• MATERIAL SUPPLIED
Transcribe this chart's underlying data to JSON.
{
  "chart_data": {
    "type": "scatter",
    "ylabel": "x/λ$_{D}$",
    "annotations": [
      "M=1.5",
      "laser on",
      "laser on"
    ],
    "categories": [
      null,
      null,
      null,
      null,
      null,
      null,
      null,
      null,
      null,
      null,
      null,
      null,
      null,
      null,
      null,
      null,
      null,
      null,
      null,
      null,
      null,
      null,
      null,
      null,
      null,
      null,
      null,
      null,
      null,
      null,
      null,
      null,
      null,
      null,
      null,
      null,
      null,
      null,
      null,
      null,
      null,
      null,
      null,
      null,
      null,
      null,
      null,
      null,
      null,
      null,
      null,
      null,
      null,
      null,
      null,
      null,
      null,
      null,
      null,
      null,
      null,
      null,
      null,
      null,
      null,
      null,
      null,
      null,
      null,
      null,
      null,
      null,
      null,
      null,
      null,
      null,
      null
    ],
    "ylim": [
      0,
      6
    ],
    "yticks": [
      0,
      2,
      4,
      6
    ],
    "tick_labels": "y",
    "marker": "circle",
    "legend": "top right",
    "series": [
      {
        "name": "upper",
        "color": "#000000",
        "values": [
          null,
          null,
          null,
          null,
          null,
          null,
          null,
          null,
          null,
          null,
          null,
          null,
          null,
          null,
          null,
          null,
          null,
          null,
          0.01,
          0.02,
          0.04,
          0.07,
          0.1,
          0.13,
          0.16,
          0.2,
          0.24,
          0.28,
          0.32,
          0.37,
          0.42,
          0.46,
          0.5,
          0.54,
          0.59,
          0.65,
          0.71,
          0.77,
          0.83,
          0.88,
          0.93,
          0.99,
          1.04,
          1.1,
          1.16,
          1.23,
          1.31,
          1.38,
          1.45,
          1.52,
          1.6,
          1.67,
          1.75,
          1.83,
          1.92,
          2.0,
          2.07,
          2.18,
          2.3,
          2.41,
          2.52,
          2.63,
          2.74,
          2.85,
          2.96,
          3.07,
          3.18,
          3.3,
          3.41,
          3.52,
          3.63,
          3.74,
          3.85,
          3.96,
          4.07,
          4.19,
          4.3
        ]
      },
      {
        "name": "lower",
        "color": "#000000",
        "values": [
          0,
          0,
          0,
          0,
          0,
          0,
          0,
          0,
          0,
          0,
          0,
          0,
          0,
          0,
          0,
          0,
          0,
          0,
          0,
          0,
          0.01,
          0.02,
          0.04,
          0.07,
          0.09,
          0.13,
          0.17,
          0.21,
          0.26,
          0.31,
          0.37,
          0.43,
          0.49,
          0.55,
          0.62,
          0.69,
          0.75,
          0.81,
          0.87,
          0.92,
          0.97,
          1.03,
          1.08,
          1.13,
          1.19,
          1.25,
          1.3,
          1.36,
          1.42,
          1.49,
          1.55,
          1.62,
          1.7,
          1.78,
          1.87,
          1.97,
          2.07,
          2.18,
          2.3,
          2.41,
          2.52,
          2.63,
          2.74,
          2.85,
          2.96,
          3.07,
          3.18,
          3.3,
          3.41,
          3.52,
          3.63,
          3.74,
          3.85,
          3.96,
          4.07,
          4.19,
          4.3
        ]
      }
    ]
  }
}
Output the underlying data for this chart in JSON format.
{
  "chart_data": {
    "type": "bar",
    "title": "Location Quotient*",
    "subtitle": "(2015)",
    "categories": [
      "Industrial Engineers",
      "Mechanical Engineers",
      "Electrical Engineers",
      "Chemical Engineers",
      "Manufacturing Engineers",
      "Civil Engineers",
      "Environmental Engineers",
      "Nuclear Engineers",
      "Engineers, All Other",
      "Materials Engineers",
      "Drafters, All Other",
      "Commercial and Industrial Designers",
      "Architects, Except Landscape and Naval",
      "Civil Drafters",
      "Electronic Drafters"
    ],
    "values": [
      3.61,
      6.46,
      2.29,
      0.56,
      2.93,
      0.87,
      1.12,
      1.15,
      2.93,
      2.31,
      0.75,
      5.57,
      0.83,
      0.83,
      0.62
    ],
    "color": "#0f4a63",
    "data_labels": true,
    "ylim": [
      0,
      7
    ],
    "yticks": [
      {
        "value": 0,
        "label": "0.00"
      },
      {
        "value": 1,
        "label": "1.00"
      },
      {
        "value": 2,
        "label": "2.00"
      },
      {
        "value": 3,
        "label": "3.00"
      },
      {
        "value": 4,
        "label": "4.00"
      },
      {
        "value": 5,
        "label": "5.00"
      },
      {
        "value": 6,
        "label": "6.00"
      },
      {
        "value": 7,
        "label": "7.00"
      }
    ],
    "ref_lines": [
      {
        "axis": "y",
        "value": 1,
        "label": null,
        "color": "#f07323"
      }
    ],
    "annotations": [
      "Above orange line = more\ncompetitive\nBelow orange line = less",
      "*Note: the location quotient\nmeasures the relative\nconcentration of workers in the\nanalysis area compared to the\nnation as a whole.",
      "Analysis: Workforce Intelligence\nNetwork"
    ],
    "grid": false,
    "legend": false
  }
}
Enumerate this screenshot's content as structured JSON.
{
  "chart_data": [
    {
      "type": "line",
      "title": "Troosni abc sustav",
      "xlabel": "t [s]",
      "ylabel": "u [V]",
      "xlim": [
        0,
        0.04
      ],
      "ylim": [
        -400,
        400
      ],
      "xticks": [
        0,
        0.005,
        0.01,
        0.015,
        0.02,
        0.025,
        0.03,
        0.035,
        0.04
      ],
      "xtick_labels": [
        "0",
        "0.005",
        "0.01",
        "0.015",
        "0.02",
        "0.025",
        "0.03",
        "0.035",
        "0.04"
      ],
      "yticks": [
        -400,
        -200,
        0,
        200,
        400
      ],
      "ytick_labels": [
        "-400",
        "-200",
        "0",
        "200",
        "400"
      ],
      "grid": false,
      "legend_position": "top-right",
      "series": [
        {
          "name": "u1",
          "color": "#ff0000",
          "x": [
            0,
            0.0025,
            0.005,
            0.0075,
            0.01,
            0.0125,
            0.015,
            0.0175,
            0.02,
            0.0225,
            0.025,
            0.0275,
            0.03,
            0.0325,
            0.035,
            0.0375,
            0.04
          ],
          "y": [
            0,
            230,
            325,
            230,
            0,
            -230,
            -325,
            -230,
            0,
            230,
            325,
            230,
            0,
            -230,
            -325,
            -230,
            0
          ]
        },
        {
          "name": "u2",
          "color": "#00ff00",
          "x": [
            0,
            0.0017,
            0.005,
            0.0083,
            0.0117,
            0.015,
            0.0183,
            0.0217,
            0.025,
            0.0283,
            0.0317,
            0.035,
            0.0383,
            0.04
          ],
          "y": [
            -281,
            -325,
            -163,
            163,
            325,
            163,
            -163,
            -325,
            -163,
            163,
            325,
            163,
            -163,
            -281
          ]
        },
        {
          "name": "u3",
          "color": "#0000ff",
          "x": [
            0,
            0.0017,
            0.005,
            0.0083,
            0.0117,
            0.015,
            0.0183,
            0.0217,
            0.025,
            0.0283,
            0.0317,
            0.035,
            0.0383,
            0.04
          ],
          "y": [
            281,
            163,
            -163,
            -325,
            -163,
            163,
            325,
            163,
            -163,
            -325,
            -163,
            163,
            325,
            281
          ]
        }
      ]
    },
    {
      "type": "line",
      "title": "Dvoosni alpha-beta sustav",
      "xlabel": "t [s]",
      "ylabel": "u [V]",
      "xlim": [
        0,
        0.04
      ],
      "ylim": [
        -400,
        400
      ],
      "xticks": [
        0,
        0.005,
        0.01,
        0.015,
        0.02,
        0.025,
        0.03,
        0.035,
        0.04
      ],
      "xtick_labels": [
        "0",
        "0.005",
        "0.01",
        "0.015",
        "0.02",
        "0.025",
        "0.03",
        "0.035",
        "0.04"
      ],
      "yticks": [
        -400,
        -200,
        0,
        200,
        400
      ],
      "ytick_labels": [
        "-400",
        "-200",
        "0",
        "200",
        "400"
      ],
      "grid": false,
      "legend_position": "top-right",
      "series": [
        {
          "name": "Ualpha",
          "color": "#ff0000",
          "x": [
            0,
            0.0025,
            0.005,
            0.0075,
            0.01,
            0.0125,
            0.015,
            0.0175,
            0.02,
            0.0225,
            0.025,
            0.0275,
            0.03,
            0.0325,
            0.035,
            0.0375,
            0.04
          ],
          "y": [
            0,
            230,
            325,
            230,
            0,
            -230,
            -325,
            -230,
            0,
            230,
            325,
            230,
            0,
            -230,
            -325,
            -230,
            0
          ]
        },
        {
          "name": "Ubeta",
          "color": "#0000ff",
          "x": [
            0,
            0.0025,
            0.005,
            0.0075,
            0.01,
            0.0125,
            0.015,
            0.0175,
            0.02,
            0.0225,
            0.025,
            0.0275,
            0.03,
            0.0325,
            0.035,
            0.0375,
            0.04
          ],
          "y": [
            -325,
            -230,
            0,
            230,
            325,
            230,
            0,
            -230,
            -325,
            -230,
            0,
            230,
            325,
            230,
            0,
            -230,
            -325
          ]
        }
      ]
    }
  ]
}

• YOUR INSTRUCTIONS
Show all lines in the entries above where the word "JSON" appears.

• WRITTEN REPLY
Transcribe this chart's underlying data to JSON.
Output the underlying data for this chart in JSON format.
Enumerate this screenshot's content as structured JSON.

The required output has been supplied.